**Instructions for the task:** Copy out all lines carrying the word "İşlemler".

--- START OF Given entries ---

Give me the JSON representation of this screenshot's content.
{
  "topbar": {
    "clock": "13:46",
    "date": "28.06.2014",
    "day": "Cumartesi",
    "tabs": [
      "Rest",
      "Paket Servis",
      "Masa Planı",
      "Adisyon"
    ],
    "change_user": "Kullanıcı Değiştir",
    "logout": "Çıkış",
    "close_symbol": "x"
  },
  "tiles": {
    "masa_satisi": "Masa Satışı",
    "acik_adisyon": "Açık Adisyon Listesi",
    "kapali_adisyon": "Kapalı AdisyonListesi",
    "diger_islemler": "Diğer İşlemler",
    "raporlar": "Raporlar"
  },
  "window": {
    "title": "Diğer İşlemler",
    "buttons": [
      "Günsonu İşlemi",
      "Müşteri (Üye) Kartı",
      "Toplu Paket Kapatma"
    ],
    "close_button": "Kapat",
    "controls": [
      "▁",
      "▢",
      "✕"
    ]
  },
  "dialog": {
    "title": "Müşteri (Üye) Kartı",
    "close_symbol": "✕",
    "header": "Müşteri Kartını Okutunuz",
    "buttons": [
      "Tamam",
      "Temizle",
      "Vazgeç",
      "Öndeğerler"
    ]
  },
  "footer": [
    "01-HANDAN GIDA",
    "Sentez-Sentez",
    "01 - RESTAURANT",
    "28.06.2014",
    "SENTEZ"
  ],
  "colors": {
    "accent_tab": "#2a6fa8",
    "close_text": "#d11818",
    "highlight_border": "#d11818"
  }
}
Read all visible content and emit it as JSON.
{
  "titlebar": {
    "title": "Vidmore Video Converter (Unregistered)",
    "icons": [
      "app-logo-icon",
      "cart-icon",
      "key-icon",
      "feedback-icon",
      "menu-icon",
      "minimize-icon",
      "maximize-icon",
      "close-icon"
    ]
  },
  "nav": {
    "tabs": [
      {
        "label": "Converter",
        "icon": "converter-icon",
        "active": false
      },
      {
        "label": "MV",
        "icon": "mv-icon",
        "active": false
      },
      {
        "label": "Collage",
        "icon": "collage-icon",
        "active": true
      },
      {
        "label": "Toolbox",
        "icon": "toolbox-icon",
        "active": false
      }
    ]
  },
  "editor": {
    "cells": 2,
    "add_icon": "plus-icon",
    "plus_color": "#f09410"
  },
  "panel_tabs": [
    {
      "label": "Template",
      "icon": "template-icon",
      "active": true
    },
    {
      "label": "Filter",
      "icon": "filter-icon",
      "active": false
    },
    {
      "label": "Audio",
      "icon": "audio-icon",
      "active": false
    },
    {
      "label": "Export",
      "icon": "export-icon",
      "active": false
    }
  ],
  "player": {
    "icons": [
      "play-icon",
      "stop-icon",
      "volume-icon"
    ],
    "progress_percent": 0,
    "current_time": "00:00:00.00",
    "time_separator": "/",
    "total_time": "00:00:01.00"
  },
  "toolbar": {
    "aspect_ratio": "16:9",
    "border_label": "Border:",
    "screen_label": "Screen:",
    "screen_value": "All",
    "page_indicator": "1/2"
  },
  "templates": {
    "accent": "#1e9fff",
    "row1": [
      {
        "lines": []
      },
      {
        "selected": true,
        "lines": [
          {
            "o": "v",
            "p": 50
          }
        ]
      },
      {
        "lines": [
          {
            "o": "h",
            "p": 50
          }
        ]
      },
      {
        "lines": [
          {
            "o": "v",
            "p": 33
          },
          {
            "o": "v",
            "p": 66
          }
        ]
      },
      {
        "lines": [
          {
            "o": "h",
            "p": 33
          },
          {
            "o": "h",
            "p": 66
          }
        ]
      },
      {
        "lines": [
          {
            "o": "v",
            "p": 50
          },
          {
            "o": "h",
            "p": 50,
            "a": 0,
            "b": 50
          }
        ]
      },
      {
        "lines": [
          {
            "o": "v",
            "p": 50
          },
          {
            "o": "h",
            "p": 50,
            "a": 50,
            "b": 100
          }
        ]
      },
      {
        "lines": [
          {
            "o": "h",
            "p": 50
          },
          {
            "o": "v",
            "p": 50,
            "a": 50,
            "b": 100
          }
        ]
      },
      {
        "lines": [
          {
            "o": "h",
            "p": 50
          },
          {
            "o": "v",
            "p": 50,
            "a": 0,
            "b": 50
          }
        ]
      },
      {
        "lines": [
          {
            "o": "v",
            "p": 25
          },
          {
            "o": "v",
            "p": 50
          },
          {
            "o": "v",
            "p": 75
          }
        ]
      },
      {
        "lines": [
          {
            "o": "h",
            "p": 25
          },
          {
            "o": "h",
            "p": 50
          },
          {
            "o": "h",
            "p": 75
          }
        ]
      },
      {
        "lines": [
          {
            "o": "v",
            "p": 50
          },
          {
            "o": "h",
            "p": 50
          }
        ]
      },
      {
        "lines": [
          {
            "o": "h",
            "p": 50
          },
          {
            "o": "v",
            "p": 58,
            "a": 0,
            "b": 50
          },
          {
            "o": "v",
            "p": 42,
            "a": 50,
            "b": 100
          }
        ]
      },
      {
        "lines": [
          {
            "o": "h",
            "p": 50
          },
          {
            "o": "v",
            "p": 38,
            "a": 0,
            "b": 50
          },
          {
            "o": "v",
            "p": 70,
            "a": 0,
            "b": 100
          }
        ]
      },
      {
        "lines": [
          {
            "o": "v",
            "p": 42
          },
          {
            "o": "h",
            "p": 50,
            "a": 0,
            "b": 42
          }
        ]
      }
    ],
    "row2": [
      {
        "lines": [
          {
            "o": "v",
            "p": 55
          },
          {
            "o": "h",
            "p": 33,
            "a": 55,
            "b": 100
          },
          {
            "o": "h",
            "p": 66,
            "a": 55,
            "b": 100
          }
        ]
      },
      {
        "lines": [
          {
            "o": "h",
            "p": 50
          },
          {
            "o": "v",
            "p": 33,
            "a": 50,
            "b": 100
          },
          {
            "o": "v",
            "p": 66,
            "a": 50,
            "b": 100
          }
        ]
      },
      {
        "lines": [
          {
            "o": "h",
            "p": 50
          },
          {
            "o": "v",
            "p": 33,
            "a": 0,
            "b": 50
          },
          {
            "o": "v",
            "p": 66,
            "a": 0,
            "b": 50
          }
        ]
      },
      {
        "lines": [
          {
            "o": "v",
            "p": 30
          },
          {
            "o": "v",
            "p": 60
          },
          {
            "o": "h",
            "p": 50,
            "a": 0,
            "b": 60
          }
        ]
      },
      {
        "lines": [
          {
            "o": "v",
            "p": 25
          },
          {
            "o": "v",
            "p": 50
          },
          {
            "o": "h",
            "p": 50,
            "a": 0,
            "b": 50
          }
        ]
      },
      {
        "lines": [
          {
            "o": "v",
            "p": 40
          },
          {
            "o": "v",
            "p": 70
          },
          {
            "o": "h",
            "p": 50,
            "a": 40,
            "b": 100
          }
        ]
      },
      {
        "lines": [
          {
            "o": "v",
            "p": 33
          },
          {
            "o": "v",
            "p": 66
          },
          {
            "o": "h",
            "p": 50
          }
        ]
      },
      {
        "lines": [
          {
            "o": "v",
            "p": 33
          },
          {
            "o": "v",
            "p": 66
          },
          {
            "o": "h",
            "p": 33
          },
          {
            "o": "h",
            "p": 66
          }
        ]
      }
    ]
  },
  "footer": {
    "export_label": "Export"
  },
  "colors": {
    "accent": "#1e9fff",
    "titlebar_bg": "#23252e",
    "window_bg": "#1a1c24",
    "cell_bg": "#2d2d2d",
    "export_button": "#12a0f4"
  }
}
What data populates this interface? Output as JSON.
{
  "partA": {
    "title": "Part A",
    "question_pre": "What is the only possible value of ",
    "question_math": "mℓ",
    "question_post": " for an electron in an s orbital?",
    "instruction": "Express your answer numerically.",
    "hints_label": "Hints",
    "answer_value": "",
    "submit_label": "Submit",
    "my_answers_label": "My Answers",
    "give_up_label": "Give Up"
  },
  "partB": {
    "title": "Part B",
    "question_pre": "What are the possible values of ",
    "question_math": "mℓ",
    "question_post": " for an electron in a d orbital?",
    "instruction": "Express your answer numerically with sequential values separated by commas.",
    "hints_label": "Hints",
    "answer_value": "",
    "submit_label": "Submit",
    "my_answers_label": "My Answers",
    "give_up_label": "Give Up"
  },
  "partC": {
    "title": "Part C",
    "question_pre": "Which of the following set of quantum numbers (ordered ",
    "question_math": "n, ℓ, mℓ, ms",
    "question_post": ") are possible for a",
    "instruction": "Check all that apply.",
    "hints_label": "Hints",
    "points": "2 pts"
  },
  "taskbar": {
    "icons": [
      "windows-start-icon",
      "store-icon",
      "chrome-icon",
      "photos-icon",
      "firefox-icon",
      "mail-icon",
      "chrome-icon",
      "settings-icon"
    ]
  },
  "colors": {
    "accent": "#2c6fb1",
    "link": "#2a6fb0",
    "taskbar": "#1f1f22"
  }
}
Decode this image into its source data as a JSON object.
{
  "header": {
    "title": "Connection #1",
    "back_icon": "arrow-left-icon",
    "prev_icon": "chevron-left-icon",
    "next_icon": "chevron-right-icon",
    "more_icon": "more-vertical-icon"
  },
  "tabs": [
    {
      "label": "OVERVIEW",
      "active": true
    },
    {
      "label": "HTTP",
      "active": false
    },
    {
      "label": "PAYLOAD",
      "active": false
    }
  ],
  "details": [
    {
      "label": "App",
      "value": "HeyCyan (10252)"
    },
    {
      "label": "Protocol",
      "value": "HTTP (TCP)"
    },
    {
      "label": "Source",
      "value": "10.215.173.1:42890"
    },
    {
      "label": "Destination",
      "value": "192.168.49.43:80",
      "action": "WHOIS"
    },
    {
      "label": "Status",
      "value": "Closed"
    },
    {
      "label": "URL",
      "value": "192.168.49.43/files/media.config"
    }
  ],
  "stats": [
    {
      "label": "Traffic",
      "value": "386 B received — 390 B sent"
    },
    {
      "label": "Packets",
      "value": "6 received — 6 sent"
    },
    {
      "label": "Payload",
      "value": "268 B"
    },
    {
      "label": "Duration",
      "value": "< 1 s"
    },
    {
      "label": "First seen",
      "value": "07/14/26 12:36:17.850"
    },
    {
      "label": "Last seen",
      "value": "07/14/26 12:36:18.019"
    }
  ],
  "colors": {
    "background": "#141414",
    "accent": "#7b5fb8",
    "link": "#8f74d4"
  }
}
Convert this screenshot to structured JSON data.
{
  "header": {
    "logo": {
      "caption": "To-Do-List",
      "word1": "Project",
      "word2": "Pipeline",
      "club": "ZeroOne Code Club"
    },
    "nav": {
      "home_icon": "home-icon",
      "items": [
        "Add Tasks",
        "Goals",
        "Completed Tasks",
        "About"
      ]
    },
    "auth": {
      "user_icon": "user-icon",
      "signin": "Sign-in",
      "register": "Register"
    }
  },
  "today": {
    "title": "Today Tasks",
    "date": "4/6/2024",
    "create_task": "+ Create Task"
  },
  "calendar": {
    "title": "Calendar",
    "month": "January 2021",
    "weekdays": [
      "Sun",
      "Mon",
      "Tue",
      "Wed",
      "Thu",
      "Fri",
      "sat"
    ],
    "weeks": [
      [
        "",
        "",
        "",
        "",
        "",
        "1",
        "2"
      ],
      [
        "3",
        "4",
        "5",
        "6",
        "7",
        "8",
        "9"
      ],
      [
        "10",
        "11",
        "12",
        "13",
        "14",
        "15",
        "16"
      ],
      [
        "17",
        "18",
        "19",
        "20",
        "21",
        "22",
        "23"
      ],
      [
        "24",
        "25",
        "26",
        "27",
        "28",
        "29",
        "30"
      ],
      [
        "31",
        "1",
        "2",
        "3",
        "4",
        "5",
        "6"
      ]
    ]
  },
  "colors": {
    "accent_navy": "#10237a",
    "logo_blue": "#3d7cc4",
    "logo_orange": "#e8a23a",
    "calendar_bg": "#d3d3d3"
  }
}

--- END OF Given entries ---

**Solution to the exercise:**
    "diger_islemler": "Diğer İşlemler",
    "title": "Diğer İşlemler",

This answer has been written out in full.